Find the lines with the string "from" and return them.

*Materials provided*
• • • • •
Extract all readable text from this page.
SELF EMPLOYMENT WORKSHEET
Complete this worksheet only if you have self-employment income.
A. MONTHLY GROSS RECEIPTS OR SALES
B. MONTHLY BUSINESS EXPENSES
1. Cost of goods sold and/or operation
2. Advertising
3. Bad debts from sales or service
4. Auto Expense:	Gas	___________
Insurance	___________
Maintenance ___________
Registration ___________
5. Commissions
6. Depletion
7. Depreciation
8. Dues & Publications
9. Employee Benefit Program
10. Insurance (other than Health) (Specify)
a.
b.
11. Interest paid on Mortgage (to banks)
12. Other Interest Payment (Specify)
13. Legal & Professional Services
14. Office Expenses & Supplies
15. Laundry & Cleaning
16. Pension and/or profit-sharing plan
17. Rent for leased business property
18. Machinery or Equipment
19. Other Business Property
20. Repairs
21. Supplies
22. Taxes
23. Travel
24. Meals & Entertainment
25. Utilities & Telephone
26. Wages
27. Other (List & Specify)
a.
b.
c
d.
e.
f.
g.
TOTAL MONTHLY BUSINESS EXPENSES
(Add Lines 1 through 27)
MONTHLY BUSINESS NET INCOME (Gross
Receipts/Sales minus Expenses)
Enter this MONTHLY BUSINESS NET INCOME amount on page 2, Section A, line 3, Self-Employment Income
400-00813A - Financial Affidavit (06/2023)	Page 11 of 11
• • • • •
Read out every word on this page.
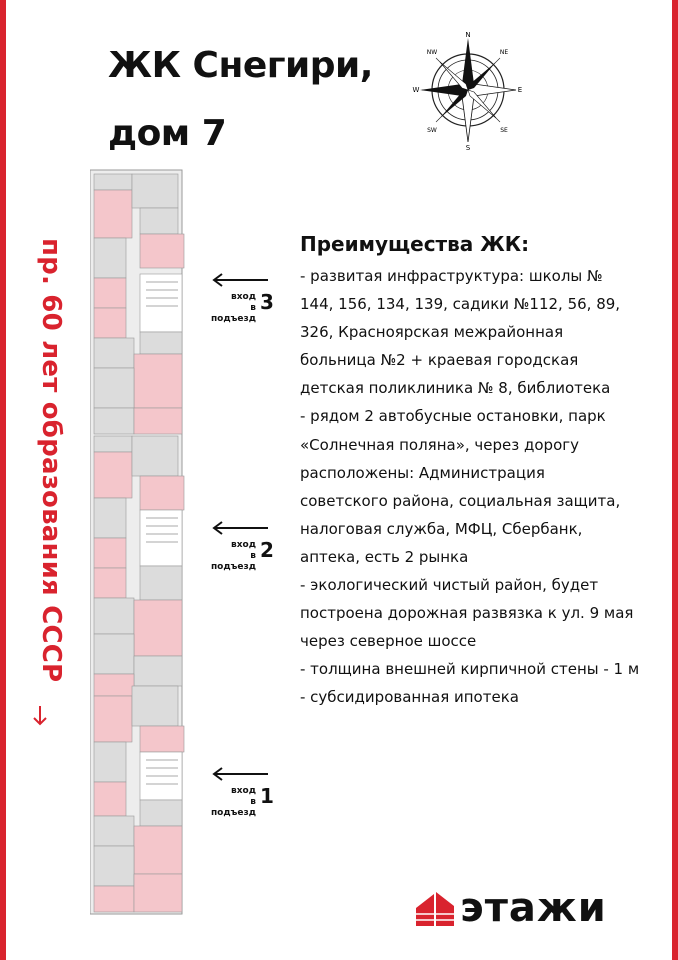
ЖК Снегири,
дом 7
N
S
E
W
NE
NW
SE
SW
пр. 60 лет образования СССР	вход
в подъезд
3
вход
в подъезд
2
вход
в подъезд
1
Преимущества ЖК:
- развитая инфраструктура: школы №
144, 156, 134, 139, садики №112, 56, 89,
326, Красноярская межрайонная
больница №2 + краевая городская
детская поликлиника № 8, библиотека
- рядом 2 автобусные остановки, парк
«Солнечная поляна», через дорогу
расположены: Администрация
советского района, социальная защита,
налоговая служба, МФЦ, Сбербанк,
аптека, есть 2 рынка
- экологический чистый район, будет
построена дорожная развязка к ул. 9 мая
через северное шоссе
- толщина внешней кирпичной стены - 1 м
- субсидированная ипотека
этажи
• • • • •
*Answer to this exercise*
Extract all readable text from this page.
3. Bad debts from sales or service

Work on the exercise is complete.